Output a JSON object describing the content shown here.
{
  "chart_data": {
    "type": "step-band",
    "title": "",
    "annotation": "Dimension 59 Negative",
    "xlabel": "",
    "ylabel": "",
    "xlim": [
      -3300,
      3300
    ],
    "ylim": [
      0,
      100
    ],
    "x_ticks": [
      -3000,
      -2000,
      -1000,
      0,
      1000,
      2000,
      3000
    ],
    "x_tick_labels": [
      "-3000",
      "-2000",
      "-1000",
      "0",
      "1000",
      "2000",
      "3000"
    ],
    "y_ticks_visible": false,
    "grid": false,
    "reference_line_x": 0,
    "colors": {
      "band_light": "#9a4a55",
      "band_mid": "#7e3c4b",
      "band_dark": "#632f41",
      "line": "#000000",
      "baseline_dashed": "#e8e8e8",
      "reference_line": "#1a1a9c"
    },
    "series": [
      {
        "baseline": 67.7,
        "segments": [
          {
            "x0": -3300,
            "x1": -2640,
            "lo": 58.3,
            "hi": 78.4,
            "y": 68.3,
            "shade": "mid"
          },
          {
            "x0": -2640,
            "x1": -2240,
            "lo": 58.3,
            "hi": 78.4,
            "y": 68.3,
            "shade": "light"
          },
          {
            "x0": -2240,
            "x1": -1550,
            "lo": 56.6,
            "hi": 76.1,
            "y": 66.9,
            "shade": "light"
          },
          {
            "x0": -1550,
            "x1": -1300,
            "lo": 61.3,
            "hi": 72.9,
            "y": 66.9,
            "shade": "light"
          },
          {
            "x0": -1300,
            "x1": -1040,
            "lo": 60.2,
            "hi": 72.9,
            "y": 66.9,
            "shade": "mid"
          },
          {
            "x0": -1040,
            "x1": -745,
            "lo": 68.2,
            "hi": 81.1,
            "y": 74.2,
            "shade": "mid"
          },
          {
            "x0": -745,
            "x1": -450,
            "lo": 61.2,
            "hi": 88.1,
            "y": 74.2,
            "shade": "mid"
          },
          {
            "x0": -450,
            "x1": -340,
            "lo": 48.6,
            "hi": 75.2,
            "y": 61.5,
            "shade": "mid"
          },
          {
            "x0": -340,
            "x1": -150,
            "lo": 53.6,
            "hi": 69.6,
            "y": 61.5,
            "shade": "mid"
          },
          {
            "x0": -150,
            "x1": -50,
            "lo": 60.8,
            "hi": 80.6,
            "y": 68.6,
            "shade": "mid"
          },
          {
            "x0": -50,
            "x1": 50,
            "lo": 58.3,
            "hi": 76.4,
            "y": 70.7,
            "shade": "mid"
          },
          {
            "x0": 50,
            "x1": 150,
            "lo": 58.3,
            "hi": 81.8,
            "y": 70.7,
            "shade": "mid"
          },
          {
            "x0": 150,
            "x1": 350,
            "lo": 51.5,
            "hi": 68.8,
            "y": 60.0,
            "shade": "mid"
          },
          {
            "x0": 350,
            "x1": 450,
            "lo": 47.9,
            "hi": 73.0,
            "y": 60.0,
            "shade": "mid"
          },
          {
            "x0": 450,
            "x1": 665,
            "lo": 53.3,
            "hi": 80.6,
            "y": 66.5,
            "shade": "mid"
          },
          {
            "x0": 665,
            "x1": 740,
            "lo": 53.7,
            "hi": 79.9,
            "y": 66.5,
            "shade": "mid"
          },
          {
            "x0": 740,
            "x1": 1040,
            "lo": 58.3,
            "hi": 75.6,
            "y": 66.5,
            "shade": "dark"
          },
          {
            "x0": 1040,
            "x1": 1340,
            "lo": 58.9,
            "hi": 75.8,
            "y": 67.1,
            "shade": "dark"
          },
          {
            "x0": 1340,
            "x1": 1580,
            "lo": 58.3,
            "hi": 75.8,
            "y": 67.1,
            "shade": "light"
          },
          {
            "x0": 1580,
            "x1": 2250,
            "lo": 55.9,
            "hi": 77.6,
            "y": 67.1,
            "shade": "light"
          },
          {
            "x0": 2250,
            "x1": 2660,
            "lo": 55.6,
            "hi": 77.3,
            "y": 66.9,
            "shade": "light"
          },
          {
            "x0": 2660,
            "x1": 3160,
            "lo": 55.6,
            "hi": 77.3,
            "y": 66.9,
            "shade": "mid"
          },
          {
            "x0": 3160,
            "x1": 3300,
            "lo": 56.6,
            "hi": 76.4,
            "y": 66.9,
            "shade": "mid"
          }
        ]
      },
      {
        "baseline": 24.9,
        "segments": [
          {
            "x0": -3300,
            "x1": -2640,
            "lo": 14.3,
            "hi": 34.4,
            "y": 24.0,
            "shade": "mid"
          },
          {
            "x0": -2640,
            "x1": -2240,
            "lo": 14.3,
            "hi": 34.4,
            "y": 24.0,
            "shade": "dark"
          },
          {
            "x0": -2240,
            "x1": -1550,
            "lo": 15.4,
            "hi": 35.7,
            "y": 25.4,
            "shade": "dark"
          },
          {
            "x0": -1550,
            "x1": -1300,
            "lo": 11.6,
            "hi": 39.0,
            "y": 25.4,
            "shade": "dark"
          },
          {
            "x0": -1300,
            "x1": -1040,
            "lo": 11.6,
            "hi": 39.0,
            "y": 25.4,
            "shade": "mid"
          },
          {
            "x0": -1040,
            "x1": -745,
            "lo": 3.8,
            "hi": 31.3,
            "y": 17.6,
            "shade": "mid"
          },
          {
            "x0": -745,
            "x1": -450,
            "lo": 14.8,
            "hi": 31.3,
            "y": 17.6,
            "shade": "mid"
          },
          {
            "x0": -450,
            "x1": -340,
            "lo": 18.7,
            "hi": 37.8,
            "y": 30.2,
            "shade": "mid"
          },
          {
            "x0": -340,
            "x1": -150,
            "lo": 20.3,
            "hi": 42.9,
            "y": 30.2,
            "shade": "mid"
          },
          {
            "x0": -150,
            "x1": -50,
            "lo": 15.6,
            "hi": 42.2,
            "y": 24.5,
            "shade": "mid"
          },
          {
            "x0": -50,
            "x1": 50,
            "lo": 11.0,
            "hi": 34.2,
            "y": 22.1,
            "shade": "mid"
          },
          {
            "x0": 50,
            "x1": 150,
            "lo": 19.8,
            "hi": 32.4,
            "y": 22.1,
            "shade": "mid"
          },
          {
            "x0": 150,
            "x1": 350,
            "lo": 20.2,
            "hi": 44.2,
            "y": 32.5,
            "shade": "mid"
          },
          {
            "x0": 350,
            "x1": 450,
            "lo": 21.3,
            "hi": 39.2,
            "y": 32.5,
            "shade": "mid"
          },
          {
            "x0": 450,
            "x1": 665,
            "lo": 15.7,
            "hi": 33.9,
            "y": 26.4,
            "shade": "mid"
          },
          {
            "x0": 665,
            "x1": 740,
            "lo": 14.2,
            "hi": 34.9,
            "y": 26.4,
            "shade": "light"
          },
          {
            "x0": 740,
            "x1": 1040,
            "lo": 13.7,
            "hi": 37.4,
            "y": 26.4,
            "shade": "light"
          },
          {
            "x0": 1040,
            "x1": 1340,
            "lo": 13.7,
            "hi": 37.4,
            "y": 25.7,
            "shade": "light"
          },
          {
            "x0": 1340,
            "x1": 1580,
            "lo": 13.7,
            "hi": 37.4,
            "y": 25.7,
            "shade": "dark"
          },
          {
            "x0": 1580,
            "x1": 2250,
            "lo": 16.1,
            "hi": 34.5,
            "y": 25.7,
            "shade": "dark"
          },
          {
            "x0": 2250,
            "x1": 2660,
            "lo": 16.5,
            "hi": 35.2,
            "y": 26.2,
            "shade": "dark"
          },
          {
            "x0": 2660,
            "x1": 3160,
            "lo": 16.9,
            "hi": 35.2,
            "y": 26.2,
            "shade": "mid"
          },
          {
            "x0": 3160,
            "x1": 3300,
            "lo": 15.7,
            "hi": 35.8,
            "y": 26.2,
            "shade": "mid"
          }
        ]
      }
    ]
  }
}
----
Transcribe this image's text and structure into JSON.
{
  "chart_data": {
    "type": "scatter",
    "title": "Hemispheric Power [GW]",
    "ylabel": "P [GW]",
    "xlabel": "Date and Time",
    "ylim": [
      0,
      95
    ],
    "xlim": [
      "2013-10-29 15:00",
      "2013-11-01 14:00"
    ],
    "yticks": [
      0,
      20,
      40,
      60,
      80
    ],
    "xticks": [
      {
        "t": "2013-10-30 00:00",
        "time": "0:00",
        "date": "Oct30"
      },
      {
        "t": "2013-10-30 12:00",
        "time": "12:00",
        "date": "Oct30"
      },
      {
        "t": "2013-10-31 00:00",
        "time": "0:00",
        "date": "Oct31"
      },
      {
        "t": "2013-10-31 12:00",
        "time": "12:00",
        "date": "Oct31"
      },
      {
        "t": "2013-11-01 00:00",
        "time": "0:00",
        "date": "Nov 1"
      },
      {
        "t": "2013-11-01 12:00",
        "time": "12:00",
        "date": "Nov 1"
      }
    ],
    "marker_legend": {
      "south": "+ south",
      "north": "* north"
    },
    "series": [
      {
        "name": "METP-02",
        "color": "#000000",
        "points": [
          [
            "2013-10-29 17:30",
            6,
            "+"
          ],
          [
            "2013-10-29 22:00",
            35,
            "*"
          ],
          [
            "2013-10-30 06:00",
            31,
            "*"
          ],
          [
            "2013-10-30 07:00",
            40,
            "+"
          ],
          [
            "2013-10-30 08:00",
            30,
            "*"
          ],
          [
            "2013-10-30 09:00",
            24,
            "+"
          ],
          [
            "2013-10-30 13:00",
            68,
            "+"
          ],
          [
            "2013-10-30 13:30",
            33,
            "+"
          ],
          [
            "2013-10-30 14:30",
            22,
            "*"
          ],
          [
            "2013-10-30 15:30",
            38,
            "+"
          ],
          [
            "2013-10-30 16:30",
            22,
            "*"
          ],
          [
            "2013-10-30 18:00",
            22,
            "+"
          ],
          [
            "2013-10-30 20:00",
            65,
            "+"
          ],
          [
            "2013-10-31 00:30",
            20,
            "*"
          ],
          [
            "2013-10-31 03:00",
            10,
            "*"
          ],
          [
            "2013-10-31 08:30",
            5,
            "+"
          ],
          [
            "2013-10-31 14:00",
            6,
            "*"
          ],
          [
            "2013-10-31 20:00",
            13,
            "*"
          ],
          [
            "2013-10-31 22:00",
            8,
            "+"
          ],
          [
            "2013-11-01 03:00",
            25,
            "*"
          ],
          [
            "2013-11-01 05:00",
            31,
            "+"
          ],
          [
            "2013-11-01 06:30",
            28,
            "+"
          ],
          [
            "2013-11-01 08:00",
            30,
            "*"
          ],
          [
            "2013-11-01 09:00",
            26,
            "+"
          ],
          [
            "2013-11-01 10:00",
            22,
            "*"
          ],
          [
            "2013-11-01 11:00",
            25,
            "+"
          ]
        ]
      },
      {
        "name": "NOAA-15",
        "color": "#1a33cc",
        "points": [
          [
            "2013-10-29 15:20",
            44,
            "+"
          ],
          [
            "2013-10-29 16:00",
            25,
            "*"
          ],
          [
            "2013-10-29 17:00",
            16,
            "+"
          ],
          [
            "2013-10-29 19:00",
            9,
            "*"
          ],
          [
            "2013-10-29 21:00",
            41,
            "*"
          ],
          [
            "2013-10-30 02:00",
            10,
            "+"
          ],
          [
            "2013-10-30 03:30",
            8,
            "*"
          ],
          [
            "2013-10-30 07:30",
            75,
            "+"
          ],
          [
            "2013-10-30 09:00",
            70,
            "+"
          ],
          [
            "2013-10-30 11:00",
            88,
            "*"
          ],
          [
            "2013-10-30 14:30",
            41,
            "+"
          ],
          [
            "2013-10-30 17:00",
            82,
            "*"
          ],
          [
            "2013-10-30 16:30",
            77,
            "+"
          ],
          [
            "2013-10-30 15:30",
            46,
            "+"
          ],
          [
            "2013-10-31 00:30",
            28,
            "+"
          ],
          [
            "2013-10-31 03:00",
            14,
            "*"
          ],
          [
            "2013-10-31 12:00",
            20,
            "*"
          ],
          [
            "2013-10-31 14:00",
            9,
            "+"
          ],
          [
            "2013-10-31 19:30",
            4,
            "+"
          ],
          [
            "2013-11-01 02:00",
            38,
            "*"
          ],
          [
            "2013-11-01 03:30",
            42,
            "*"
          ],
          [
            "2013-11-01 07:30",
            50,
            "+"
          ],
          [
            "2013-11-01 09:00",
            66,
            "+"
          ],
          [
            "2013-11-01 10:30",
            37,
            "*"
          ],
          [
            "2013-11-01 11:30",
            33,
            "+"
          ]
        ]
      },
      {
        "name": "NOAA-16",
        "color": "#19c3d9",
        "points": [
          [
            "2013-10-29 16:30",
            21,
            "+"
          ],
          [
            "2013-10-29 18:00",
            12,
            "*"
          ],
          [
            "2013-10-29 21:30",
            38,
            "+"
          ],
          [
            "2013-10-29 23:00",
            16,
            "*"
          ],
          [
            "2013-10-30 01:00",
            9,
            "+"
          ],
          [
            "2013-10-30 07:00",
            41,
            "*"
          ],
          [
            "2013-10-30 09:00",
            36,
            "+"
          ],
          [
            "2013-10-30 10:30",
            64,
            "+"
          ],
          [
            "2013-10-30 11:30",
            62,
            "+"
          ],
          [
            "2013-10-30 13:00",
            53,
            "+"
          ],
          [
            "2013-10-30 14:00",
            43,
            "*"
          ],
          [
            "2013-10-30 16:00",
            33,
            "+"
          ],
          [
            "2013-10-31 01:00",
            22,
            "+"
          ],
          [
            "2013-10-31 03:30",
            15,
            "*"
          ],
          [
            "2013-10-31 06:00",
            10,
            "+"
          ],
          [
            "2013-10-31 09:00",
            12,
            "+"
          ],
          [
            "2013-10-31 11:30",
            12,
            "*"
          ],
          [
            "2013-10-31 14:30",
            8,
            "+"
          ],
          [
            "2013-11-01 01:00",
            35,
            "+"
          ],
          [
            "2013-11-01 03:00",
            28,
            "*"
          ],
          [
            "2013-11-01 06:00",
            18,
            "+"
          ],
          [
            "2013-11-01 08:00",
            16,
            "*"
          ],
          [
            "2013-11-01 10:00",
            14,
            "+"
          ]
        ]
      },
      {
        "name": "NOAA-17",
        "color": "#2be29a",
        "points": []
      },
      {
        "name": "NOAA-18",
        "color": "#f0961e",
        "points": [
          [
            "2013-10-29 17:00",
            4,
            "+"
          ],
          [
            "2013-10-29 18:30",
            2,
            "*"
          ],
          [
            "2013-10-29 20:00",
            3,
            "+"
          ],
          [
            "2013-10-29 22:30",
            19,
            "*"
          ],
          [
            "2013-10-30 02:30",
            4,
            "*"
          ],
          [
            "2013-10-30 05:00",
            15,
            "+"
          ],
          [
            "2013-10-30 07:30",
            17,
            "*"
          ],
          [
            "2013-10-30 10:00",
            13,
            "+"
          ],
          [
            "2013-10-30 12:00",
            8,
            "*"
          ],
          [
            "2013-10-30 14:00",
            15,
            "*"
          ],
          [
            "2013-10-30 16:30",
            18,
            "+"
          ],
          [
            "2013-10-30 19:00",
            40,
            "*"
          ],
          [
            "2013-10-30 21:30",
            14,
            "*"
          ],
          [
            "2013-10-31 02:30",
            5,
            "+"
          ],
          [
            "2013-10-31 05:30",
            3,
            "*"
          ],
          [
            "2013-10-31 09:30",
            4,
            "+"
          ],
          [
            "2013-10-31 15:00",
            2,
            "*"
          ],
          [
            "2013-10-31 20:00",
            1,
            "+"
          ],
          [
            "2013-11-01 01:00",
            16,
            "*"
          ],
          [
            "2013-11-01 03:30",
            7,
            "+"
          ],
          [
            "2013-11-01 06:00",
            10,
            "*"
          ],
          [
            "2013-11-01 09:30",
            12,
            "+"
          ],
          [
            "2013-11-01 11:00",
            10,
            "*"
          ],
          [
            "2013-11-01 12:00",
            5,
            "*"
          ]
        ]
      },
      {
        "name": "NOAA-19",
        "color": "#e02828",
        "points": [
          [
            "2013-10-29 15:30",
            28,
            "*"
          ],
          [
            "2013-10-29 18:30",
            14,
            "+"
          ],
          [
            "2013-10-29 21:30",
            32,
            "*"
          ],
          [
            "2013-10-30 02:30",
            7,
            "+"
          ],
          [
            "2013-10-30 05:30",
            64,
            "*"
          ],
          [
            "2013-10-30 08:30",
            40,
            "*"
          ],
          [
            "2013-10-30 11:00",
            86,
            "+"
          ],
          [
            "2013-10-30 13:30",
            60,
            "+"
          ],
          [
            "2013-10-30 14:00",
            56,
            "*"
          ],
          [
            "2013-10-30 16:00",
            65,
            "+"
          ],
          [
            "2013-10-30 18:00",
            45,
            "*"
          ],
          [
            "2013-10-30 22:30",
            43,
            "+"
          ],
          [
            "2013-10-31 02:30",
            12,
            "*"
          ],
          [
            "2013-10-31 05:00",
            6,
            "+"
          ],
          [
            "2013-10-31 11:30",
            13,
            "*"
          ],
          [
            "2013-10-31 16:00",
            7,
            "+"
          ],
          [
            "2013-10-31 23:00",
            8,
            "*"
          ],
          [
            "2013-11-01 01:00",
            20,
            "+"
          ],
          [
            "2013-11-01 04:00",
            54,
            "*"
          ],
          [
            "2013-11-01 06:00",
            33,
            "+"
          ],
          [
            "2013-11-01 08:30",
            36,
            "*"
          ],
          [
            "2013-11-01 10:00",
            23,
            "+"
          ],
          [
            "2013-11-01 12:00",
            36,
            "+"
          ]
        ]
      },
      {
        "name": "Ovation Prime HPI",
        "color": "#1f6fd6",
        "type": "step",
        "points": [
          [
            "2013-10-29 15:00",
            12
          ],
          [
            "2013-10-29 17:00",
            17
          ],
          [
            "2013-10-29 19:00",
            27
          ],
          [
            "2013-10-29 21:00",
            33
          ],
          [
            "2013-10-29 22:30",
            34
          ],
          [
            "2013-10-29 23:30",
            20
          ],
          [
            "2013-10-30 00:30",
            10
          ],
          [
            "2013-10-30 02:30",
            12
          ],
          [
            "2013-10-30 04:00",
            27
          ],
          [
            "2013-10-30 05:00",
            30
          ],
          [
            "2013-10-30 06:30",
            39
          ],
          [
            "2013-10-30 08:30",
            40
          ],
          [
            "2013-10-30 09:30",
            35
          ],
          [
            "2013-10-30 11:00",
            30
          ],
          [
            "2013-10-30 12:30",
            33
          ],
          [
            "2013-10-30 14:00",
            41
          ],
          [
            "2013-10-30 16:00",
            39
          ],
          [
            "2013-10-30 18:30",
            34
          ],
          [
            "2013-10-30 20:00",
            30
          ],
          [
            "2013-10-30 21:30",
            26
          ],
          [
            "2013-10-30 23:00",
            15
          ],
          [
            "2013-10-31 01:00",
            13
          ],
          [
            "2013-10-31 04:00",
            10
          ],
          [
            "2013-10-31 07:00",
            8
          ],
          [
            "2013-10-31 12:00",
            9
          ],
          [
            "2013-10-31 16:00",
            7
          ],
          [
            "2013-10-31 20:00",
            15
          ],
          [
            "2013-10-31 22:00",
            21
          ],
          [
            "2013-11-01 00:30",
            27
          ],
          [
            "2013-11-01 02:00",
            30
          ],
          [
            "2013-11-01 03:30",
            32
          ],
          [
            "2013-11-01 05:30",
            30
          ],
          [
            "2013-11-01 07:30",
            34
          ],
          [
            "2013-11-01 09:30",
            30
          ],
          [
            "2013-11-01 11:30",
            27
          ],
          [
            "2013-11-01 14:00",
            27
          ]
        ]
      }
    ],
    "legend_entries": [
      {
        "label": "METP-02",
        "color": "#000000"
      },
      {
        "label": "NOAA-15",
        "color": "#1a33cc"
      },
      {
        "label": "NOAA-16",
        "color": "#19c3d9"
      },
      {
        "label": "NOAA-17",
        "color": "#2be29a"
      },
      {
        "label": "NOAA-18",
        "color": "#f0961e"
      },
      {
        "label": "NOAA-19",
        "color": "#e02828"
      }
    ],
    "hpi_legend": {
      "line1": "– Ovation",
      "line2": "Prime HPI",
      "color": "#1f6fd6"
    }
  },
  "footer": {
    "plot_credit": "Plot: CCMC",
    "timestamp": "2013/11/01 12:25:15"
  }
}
----
*Your objective:*
What is the number of lines in these records that contain "Ovation"? Reply with the number only.

*Response to the exercise:*
2